SHORT TASK:
Transcribe all of the data exactly. Omit the pictures.

Dataset entries
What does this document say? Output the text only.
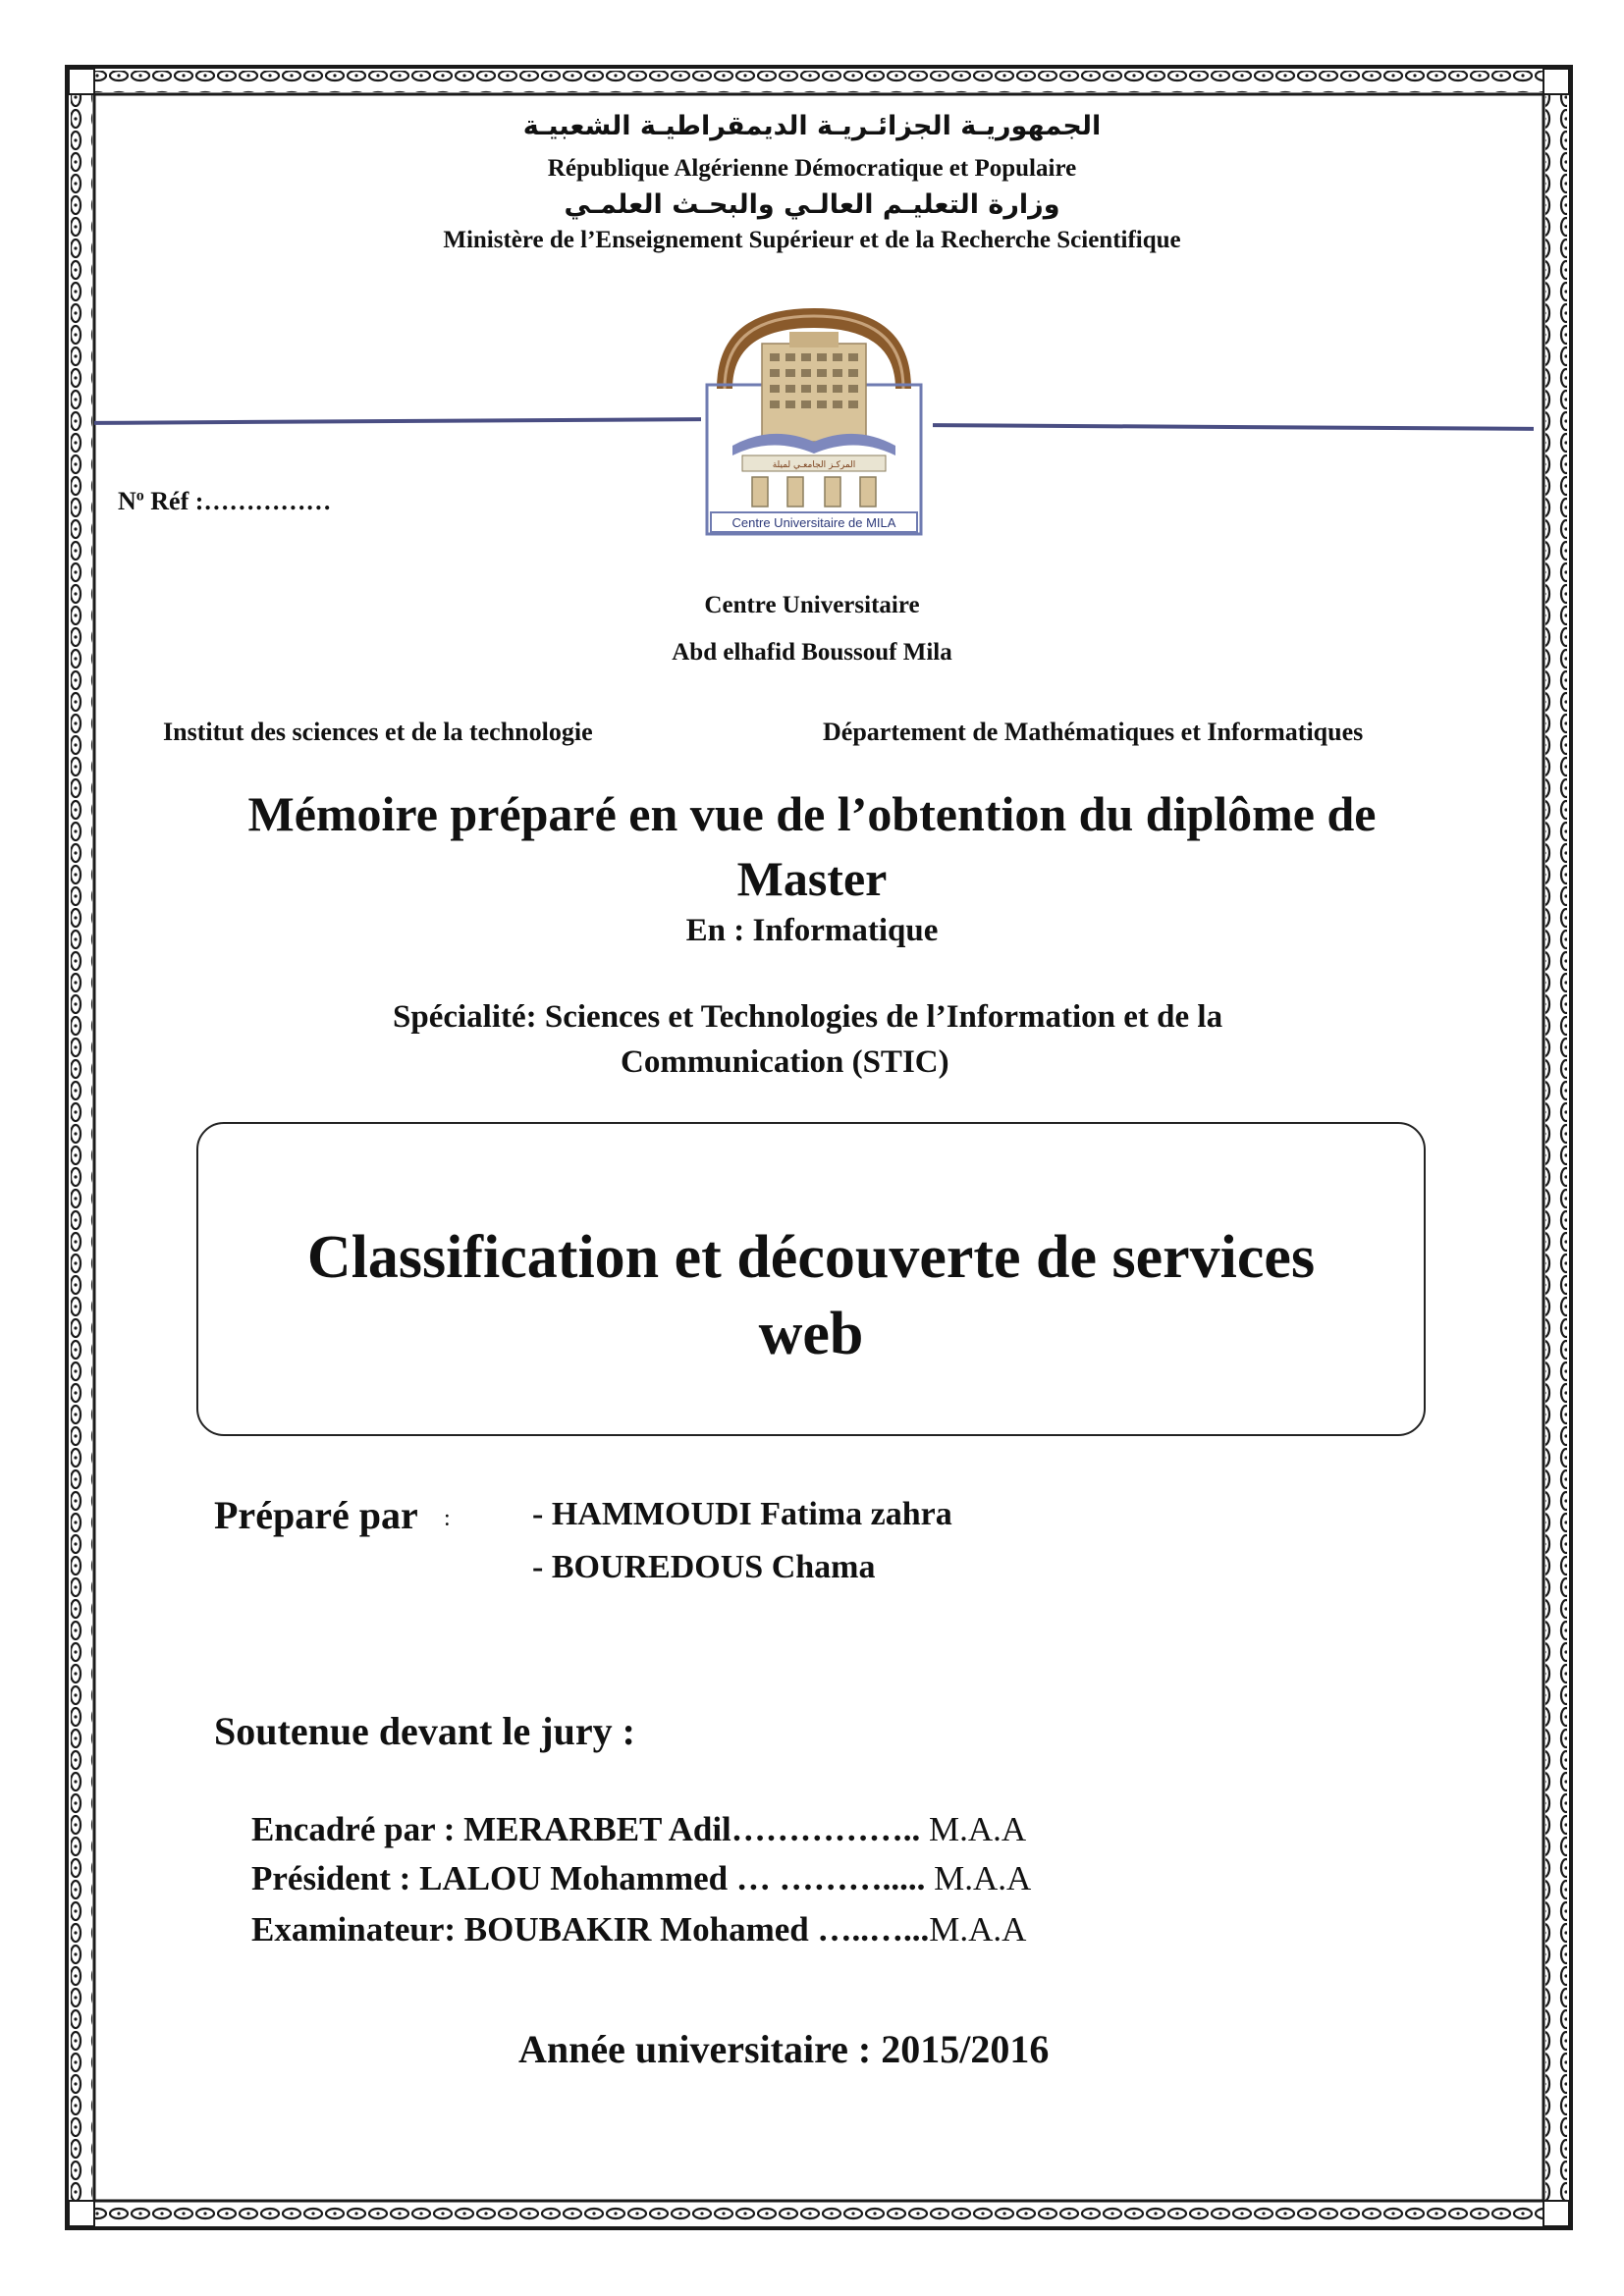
الجمهوريـة الجزائـريـة الديمقراطيـة الشعبيـة
République Algérienne Démocratique et Populaire
وزارة التعليـم العالـي والبحـث العلمـي
Ministère de l’Enseignement Supérieur et de la Recherche Scientifique
المركـز الجامعـي لميلة
Centre Universitaire de MILA
$N^o$ Réf :……………
Centre Universitaire
Abd elhafid Boussouf Mila
Institut des sciences et de la technologie	Département de Mathématiques et Informatiques
Mémoire préparé en vue de l’obtention du diplôme de
Master
En : Informatique
Spécialité: Sciences et Technologies de l’Information et de la
Communication (STIC)
Classification et découverte de services
web
Préparé par : - HAMMOUDI Fatima zahra
- BOUREDOUS Chama
Soutenue devant le jury :
Encadré par : MERARBET Adil…………….. M.A.A
Président : LALOU Mohammed … ………..... M.A.A
Examinateur: BOUBAKIR Mohamed …..…...M.A.A
Année universitaire : 2015/2016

EXERCISE SOLUTION:
What does this document say? Output the text only.
الجمهوريـة الجزائـريـة الديمقراطيـة الشعبيـة
République Algérienne Démocratique et Populaire
وزارة التعليـم العالـي والبحـث العلمـي
Ministère de l’Enseignement Supérieur et de la Recherche Scientifique
المركـز الجامعـي لميلة
Centre Universitaire de MILA
$N^o$ Réf :……………
Centre Universitaire
Abd elhafid Boussouf Mila
Institut des sciences et de la technologie	Département de Mathématiques et Informatiques
Mémoire préparé en vue de l’obtention du diplôme de
Master
En : Informatique
Spécialité: Sciences et Technologies de l’Information et de la
Communication (STIC)
Classification et découverte de services
web
Préparé par : - HAMMOUDI Fatima zahra
- BOUREDOUS Chama
Soutenue devant le jury :
Encadré par : MERARBET Adil…………….. M.A.A
Président : LALOU Mohammed … ………..... M.A.A
Examinateur: BOUBAKIR Mohamed …..…...M.A.A
Année universitaire : 2015/2016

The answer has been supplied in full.